**DATA EXTRACT:**
* * * * * * * * *

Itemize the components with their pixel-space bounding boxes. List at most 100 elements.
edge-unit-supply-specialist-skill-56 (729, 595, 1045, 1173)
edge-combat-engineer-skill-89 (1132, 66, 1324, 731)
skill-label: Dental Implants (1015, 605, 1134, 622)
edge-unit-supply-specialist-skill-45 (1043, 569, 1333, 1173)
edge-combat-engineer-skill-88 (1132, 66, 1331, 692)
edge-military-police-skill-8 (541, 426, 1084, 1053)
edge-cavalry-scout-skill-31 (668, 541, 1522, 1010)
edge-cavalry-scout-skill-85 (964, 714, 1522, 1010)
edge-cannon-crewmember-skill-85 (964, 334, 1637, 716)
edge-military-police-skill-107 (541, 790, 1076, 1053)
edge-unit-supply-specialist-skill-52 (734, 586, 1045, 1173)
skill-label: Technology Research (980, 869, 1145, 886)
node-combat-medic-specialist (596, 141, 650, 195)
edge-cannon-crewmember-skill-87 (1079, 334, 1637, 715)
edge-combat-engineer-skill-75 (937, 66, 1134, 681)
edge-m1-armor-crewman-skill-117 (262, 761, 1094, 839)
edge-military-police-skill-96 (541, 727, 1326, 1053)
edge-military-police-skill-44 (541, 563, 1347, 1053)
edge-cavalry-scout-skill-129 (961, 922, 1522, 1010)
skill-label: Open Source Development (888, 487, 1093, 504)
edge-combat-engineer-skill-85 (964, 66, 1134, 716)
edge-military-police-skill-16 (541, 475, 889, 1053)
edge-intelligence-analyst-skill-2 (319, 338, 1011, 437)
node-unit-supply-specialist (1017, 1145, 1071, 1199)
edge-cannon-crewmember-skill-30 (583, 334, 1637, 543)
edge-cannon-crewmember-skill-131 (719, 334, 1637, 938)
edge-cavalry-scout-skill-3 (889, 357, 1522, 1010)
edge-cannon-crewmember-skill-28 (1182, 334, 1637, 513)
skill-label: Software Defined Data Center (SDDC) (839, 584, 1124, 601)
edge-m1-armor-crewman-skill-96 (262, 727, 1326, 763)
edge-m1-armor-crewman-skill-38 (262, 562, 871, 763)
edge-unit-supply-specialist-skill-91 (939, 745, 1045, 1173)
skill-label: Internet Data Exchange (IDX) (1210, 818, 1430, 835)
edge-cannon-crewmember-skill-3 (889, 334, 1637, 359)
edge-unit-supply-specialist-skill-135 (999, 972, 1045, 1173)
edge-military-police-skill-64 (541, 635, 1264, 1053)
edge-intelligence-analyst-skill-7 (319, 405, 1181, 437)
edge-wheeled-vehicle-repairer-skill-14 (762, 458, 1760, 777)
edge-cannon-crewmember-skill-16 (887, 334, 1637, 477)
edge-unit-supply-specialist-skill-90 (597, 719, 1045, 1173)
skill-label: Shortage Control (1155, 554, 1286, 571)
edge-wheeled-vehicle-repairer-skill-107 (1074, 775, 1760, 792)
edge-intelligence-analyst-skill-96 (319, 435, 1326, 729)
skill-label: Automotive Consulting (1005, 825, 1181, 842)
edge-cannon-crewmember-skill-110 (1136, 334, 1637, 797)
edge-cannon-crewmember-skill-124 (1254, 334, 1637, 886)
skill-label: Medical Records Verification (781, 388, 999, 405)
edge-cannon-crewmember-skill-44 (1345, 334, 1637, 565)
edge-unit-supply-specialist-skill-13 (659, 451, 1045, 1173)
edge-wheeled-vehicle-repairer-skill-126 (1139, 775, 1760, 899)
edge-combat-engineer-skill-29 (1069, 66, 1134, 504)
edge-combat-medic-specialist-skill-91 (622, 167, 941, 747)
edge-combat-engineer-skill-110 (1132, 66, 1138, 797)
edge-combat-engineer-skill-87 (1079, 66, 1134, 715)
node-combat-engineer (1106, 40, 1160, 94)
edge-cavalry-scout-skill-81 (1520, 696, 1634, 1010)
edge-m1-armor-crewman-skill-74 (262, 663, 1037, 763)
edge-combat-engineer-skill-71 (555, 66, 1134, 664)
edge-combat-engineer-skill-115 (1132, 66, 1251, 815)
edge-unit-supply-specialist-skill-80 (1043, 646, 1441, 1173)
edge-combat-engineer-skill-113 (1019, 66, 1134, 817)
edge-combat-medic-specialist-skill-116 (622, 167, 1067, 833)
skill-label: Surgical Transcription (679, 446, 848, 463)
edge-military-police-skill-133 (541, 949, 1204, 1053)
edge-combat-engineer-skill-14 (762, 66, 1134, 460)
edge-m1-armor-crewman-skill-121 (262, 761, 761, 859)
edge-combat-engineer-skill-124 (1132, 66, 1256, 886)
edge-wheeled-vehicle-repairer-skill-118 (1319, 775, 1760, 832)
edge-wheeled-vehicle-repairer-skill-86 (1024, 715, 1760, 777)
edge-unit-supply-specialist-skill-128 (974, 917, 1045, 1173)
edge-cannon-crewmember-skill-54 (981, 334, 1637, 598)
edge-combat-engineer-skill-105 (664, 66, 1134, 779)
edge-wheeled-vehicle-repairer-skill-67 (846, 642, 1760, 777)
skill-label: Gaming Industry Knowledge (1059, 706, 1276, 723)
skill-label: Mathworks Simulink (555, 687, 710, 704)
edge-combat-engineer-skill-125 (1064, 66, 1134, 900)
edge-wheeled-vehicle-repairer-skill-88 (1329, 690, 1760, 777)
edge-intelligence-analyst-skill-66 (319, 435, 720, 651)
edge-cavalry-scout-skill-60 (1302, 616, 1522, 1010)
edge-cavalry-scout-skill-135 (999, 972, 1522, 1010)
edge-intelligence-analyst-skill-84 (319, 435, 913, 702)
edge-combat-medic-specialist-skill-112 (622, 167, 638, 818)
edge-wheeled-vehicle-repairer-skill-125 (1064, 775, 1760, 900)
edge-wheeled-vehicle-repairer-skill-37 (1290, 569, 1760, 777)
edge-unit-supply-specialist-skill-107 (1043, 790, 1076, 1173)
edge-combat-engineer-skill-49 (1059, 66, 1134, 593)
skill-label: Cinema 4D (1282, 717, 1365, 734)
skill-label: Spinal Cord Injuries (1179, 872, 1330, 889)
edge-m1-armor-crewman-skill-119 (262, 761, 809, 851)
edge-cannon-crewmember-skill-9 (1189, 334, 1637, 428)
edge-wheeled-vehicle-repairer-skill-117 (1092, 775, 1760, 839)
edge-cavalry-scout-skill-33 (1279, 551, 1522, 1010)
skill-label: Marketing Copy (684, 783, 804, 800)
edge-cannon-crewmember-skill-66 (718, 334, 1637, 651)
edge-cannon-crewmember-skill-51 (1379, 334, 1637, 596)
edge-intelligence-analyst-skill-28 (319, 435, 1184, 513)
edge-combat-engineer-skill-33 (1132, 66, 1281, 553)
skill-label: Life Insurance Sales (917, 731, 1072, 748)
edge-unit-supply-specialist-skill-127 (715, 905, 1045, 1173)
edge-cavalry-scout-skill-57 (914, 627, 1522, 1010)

* * * * * * * * *

**EXERCISE OBJECTIVE:** Please copy out the records from their first line through the line holding "edge-unit-supply-specialist-skill-90 (597, 719, 1045, 1173)", both ends included, keeping every line unchanged.

**RESPONSE TO THE TASK:**
Itemize the components with their pixel-space bounding boxes. List at most 100 elements.
edge-unit-supply-specialist-skill-56 (729, 595, 1045, 1173)
edge-combat-engineer-skill-89 (1132, 66, 1324, 731)
skill-label: Dental Implants (1015, 605, 1134, 622)
edge-unit-supply-specialist-skill-45 (1043, 569, 1333, 1173)
edge-combat-engineer-skill-88 (1132, 66, 1331, 692)
edge-military-police-skill-8 (541, 426, 1084, 1053)
edge-cavalry-scout-skill-31 (668, 541, 1522, 1010)
edge-cavalry-scout-skill-85 (964, 714, 1522, 1010)
edge-cannon-crewmember-skill-85 (964, 334, 1637, 716)
edge-military-police-skill-107 (541, 790, 1076, 1053)
edge-unit-supply-specialist-skill-52 (734, 586, 1045, 1173)
skill-label: Technology Research (980, 869, 1145, 886)
node-combat-medic-specialist (596, 141, 650, 195)
edge-cannon-crewmember-skill-87 (1079, 334, 1637, 715)
edge-combat-engineer-skill-75 (937, 66, 1134, 681)
edge-m1-armor-crewman-skill-117 (262, 761, 1094, 839)
edge-military-police-skill-96 (541, 727, 1326, 1053)
edge-military-police-skill-44 (541, 563, 1347, 1053)
edge-cavalry-scout-skill-129 (961, 922, 1522, 1010)
skill-label: Open Source Development (888, 487, 1093, 504)
edge-combat-engineer-skill-85 (964, 66, 1134, 716)
edge-military-police-skill-16 (541, 475, 889, 1053)
edge-intelligence-analyst-skill-2 (319, 338, 1011, 437)
node-unit-supply-specialist (1017, 1145, 1071, 1199)
edge-cannon-crewmember-skill-30 (583, 334, 1637, 543)
edge-cannon-crewmember-skill-131 (719, 334, 1637, 938)
edge-cavalry-scout-skill-3 (889, 357, 1522, 1010)
edge-cannon-crewmember-skill-28 (1182, 334, 1637, 513)
skill-label: Software Defined Data Center (SDDC) (839, 584, 1124, 601)
edge-m1-armor-crewman-skill-96 (262, 727, 1326, 763)
edge-m1-armor-crewman-skill-38 (262, 562, 871, 763)
edge-unit-supply-specialist-skill-91 (939, 745, 1045, 1173)
skill-label: Internet Data Exchange (IDX) (1210, 818, 1430, 835)
edge-cannon-crewmember-skill-3 (889, 334, 1637, 359)
edge-unit-supply-specialist-skill-135 (999, 972, 1045, 1173)
edge-military-police-skill-64 (541, 635, 1264, 1053)
edge-intelligence-analyst-skill-7 (319, 405, 1181, 437)
edge-wheeled-vehicle-repairer-skill-14 (762, 458, 1760, 777)
edge-cannon-crewmember-skill-16 (887, 334, 1637, 477)
edge-unit-supply-specialist-skill-90 (597, 719, 1045, 1173)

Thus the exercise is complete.